Work to do: Word for word, give the material below again, minus any images.

Data lines:
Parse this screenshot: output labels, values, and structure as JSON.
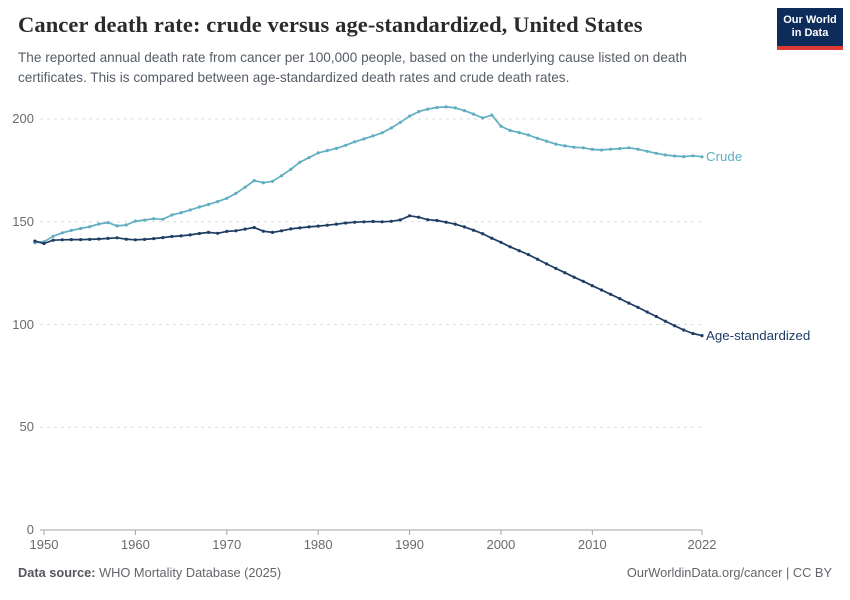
{
  "header": {
    "title": "Cancer death rate: crude versus age-standardized, United States",
    "subtitle": "The reported annual death rate from cancer per 100,000 people, based on the underlying cause listed on death certificates. This is compared between age-standardized death rates and crude death rates."
  },
  "logo": {
    "line1": "Our World",
    "line2": "in Data",
    "bg_color": "#0d2c5a",
    "accent_color": "#dc3a32"
  },
  "chart_data": {
    "type": "line",
    "title": "Cancer death rate: crude versus age-standardized, United States",
    "xlabel": "",
    "ylabel": "",
    "ylim": [
      0,
      210
    ],
    "grid": "horizontal-dashed",
    "legend_position": "end-of-line",
    "yticks": [
      0,
      50,
      100,
      150,
      200
    ],
    "xticks": [
      1950,
      1960,
      1970,
      1980,
      1990,
      2000,
      2010,
      2022
    ],
    "x": [
      1949,
      1950,
      1951,
      1952,
      1953,
      1954,
      1955,
      1956,
      1957,
      1958,
      1959,
      1960,
      1961,
      1962,
      1963,
      1964,
      1965,
      1966,
      1967,
      1968,
      1969,
      1970,
      1971,
      1972,
      1973,
      1974,
      1975,
      1976,
      1977,
      1978,
      1979,
      1980,
      1981,
      1982,
      1983,
      1984,
      1985,
      1986,
      1987,
      1988,
      1989,
      1990,
      1991,
      1992,
      1993,
      1994,
      1995,
      1996,
      1997,
      1998,
      1999,
      2000,
      2001,
      2002,
      2003,
      2004,
      2005,
      2006,
      2007,
      2008,
      2009,
      2010,
      2011,
      2012,
      2013,
      2014,
      2015,
      2016,
      2017,
      2018,
      2019,
      2020,
      2021,
      2022
    ],
    "series": [
      {
        "name": "Crude",
        "color": "#5faec2",
        "values": [
          139.8,
          140.3,
          142.9,
          144.6,
          145.8,
          146.7,
          147.6,
          148.9,
          149.6,
          148.0,
          148.4,
          150.3,
          150.8,
          151.5,
          151.2,
          153.3,
          154.4,
          155.7,
          157.2,
          158.4,
          159.8,
          161.4,
          163.8,
          166.8,
          170.0,
          169.0,
          169.7,
          172.4,
          175.5,
          179.0,
          181.2,
          183.5,
          184.6,
          185.7,
          187.2,
          188.9,
          190.3,
          191.8,
          193.3,
          195.6,
          198.4,
          201.4,
          203.6,
          204.8,
          205.6,
          205.9,
          205.4,
          204.1,
          202.4,
          200.5,
          201.9,
          196.5,
          194.4,
          193.4,
          192.2,
          190.6,
          189.2,
          187.8,
          186.9,
          186.3,
          186.0,
          185.2,
          184.9,
          185.3,
          185.6,
          186.0,
          185.3,
          184.3,
          183.3,
          182.5,
          182.0,
          181.7,
          182.1,
          181.6
        ]
      },
      {
        "name": "Age-standardized",
        "color": "#1d3d63",
        "values": [
          140.6,
          139.4,
          141.0,
          141.2,
          141.3,
          141.3,
          141.4,
          141.6,
          141.9,
          142.2,
          141.5,
          141.2,
          141.4,
          141.8,
          142.3,
          142.8,
          143.1,
          143.6,
          144.3,
          144.8,
          144.4,
          145.3,
          145.6,
          146.4,
          147.2,
          145.4,
          144.8,
          145.6,
          146.5,
          147.0,
          147.5,
          147.9,
          148.3,
          148.8,
          149.4,
          149.8,
          150.0,
          150.1,
          150.0,
          150.2,
          150.9,
          152.9,
          152.2,
          151.0,
          150.6,
          149.8,
          148.8,
          147.5,
          145.9,
          144.2,
          142.0,
          140.0,
          137.8,
          135.9,
          134.0,
          131.8,
          129.5,
          127.3,
          125.2,
          123.0,
          121.0,
          118.9,
          116.8,
          114.7,
          112.6,
          110.4,
          108.3,
          106.1,
          103.9,
          101.6,
          99.4,
          97.3,
          95.6,
          94.6
        ]
      }
    ]
  },
  "footer": {
    "source_label": "Data source:",
    "source_value": " WHO Mortality Database (2025)",
    "credit": "OurWorldinData.org/cancer | CC BY"
  }
}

Solved problem:
Parse this screenshot: output labels, values, and structure as JSON.
{
  "header": {
    "title": "Cancer death rate: crude versus age-standardized, United States",
    "subtitle": "The reported annual death rate from cancer per 100,000 people, based on the underlying cause listed on death certificates. This is compared between age-standardized death rates and crude death rates."
  },
  "logo": {
    "line1": "Our World",
    "line2": "in Data",
    "bg_color": "#0d2c5a",
    "accent_color": "#dc3a32"
  },
  "chart_data": {
    "type": "line",
    "title": "Cancer death rate: crude versus age-standardized, United States",
    "xlabel": "",
    "ylabel": "",
    "ylim": [
      0,
      210
    ],
    "grid": "horizontal-dashed",
    "legend_position": "end-of-line",
    "yticks": [
      0,
      50,
      100,
      150,
      200
    ],
    "xticks": [
      1950,
      1960,
      1970,
      1980,
      1990,
      2000,
      2010,
      2022
    ],
    "x": [
      1949,
      1950,
      1951,
      1952,
      1953,
      1954,
      1955,
      1956,
      1957,
      1958,
      1959,
      1960,
      1961,
      1962,
      1963,
      1964,
      1965,
      1966,
      1967,
      1968,
      1969,
      1970,
      1971,
      1972,
      1973,
      1974,
      1975,
      1976,
      1977,
      1978,
      1979,
      1980,
      1981,
      1982,
      1983,
      1984,
      1985,
      1986,
      1987,
      1988,
      1989,
      1990,
      1991,
      1992,
      1993,
      1994,
      1995,
      1996,
      1997,
      1998,
      1999,
      2000,
      2001,
      2002,
      2003,
      2004,
      2005,
      2006,
      2007,
      2008,
      2009,
      2010,
      2011,
      2012,
      2013,
      2014,
      2015,
      2016,
      2017,
      2018,
      2019,
      2020,
      2021,
      2022
    ],
    "series": [
      {
        "name": "Crude",
        "color": "#5faec2",
        "values": [
          139.8,
          140.3,
          142.9,
          144.6,
          145.8,
          146.7,
          147.6,
          148.9,
          149.6,
          148.0,
          148.4,
          150.3,
          150.8,
          151.5,
          151.2,
          153.3,
          154.4,
          155.7,
          157.2,
          158.4,
          159.8,
          161.4,
          163.8,
          166.8,
          170.0,
          169.0,
          169.7,
          172.4,
          175.5,
          179.0,
          181.2,
          183.5,
          184.6,
          185.7,
          187.2,
          188.9,
          190.3,
          191.8,
          193.3,
          195.6,
          198.4,
          201.4,
          203.6,
          204.8,
          205.6,
          205.9,
          205.4,
          204.1,
          202.4,
          200.5,
          201.9,
          196.5,
          194.4,
          193.4,
          192.2,
          190.6,
          189.2,
          187.8,
          186.9,
          186.3,
          186.0,
          185.2,
          184.9,
          185.3,
          185.6,
          186.0,
          185.3,
          184.3,
          183.3,
          182.5,
          182.0,
          181.7,
          182.1,
          181.6
        ]
      },
      {
        "name": "Age-standardized",
        "color": "#1d3d63",
        "values": [
          140.6,
          139.4,
          141.0,
          141.2,
          141.3,
          141.3,
          141.4,
          141.6,
          141.9,
          142.2,
          141.5,
          141.2,
          141.4,
          141.8,
          142.3,
          142.8,
          143.1,
          143.6,
          144.3,
          144.8,
          144.4,
          145.3,
          145.6,
          146.4,
          147.2,
          145.4,
          144.8,
          145.6,
          146.5,
          147.0,
          147.5,
          147.9,
          148.3,
          148.8,
          149.4,
          149.8,
          150.0,
          150.1,
          150.0,
          150.2,
          150.9,
          152.9,
          152.2,
          151.0,
          150.6,
          149.8,
          148.8,
          147.5,
          145.9,
          144.2,
          142.0,
          140.0,
          137.8,
          135.9,
          134.0,
          131.8,
          129.5,
          127.3,
          125.2,
          123.0,
          121.0,
          118.9,
          116.8,
          114.7,
          112.6,
          110.4,
          108.3,
          106.1,
          103.9,
          101.6,
          99.4,
          97.3,
          95.6,
          94.6
        ]
      }
    ]
  },
  "footer": {
    "source_label": "Data source:",
    "source_value": " WHO Mortality Database (2025)",
    "credit": "OurWorldinData.org/cancer | CC BY"
  }
}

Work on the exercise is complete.